Textauszug ->
Fallarmmarkisen / Fallarm-Markisen
Als Fallarmmarkise bezeichnet man eine einfache Roll-Markisen-Konstruktion, die des öfteren als Sicht-, Blend- und Sonnenschutz vor Fenstern angebracht wird. Das Tuch ist in den meisten Ausführungen nicht völlig lichtdicht, weshalb sie zwar durchaus als Beschattungsmöglichkeit dient, aber eben den Raum nicht gänzlich abdunkelt, sondern noch etwas Licht hinein lässt.
Das Bespannungstuch ist auf einer Tuchwelle und kann davon durch zwei oder mehr Arme zum Ausfall gebracht werden. Die Arme selbst sind am Ende des Ausfallprofils montiert. Die Zugkraft für den Ausfall des Tuches und seine Spannung kommt von Druckfedern in oder an den Armen. Der Schwenkbereich hängt von der Länge und der Anbringungshöhe der Fallarme ab und variiert zwischen 90 Grad und 140 Grad. Geht der Bereich über die 140 Grad hinaus bis hin zu 180 Grad, werden die Ziehkräfte, also die Kräfte, die notwendig sind, um die Arme wieder zu beugen, unglaublich hoch, was zu Schäden an der Bespannung führen kann, weil die Nähte bei einem derartig großen Neigungswinkel enorm belastet werden würden.

Auszug aus Datensatz ->
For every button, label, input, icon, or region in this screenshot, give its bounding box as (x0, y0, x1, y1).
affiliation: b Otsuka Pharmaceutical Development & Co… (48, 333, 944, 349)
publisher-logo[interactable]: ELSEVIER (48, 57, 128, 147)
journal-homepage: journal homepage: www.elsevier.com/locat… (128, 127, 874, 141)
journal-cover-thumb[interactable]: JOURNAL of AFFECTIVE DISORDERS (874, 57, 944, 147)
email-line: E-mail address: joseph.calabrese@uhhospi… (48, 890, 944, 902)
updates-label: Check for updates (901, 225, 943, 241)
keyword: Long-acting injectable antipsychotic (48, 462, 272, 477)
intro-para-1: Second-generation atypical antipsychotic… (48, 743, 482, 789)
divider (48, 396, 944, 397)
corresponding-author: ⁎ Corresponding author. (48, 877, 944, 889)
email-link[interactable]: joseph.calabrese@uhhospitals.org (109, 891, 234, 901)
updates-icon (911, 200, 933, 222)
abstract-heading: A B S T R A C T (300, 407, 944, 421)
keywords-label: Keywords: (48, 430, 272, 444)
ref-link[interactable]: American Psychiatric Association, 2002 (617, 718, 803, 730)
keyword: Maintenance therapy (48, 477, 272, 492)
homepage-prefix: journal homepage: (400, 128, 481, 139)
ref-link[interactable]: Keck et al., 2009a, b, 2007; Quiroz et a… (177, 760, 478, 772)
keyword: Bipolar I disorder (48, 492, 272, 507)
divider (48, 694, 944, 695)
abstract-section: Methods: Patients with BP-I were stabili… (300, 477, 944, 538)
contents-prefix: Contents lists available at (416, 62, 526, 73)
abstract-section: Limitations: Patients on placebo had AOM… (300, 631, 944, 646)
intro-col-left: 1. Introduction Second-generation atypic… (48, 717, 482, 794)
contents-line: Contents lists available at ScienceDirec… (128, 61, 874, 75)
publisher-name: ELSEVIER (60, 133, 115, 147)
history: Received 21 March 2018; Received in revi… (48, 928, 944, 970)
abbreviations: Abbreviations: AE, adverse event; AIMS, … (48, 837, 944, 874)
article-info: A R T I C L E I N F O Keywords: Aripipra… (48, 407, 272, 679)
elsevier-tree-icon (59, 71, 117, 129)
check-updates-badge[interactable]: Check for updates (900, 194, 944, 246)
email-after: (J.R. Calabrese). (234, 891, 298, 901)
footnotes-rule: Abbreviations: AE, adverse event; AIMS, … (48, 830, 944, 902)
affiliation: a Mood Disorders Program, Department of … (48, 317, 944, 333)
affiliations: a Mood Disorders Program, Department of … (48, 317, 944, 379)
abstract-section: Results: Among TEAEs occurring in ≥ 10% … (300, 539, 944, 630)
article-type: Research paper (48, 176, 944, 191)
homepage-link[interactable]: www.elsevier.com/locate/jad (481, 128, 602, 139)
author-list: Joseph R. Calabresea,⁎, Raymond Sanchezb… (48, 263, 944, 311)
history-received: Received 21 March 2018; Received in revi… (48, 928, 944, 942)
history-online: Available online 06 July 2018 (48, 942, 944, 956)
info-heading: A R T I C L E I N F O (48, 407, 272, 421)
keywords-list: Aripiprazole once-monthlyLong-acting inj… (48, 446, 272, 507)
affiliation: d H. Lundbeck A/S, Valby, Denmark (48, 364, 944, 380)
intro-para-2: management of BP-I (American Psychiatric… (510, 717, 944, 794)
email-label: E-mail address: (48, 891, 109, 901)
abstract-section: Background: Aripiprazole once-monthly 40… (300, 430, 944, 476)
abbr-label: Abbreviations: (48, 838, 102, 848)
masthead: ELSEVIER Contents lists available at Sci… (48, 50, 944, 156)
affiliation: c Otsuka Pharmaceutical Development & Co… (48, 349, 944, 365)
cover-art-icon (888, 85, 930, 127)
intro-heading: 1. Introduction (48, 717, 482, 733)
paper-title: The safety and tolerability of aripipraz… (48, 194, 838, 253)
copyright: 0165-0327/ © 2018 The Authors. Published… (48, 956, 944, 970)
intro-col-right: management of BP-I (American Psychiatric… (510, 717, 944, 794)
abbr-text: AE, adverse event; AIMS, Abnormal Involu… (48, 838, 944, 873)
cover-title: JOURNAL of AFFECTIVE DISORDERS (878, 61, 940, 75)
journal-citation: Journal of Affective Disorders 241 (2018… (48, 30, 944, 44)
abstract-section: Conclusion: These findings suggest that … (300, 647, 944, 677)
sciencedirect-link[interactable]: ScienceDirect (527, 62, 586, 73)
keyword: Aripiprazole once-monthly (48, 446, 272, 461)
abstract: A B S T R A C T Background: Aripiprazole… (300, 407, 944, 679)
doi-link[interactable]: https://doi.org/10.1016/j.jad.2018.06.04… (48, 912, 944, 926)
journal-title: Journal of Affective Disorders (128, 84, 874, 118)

Arbeitsaufträge ->
a) Warum kann es laut dem Text über Fallarmmarkisen zu Schäden an der Bespannung kommen, wenn der Schwenkbereich über 140 Grad hinaus bis zu 180 Grad reicht?
b) Führen Sie den Text über Fallarmmarkisen im Anschluss an seinen letzten Satz weiter.

Lösungen ->
a) Bei einem so großen Schwenkbereich werden die Ziehkräfte, die zum Beugen der Arme nötig sind, sehr hoch. Dadurch würden die Nähte bei dem großen Neigungswinkel enorm belastet, was die Bespannung beschädigen kann.

b)
Die Markisenbedienung kann wie bei fast allen anderen auch über eine Kurbel (manuell) oder mittels Markisenmotor erfolgen. Fallmarkise Eine enge Verwandte der Fallarmmarkise ist die Fallmarkise. Der Unterschied ist nur, dass die Bespannung bei der zuletzt genannten Markisenart an Führungsseilen oder –stangen entlang senkrecht nach unten läuft. Das funktioniert ohne weitere Hilfsmittel, da das Eigengewicht des Tuches ausreicht, um es nach unten zu ziehen.